TASK OBJECTIVE
Go through the entries and count the lines with the string "name" in them. Give only that number.

Source records

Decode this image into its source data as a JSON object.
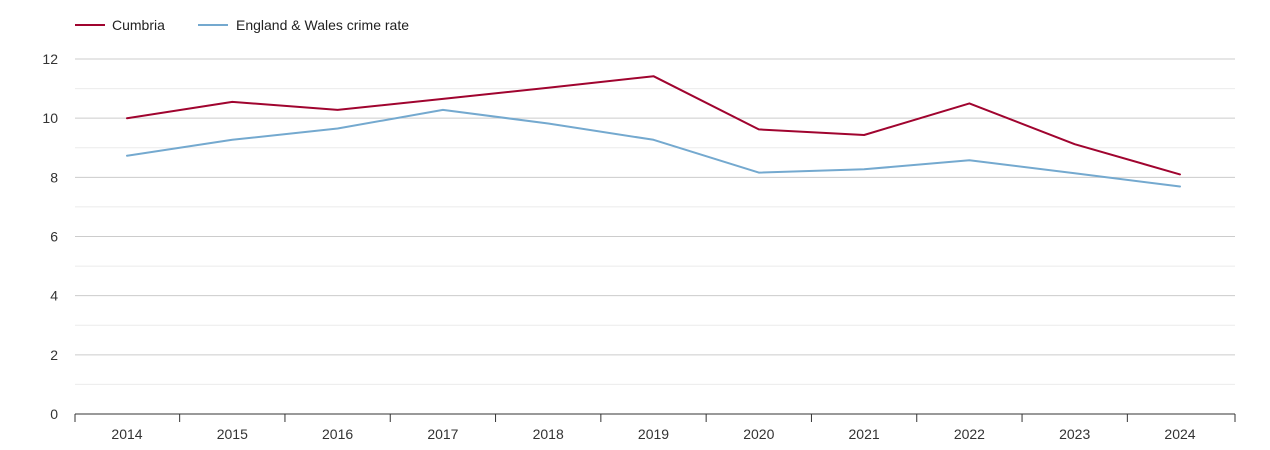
{
  "chart_data": {
    "type": "line",
    "title": "",
    "xlabel": "",
    "ylabel": "",
    "categories": [
      "2014",
      "2015",
      "2016",
      "2017",
      "2018",
      "2019",
      "2020",
      "2021",
      "2022",
      "2023",
      "2024"
    ],
    "series": [
      {
        "name": "Cumbria",
        "color": "#a0042f",
        "values": [
          10.0,
          10.55,
          10.28,
          10.65,
          11.03,
          11.42,
          9.62,
          9.43,
          10.5,
          9.12,
          8.1
        ]
      },
      {
        "name": "England & Wales crime rate",
        "color": "#74a9cf",
        "values": [
          8.73,
          9.27,
          9.65,
          10.28,
          9.82,
          9.27,
          8.16,
          8.27,
          8.58,
          8.14,
          7.69
        ]
      }
    ],
    "ylim": [
      0,
      12
    ],
    "yticks": [
      0,
      2,
      4,
      6,
      8,
      10,
      12
    ],
    "yticks_minor": [
      1,
      3,
      5,
      7,
      9,
      11
    ],
    "grid": true,
    "legend_position": "top-left"
  }
}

CORRECT RESPONSE
2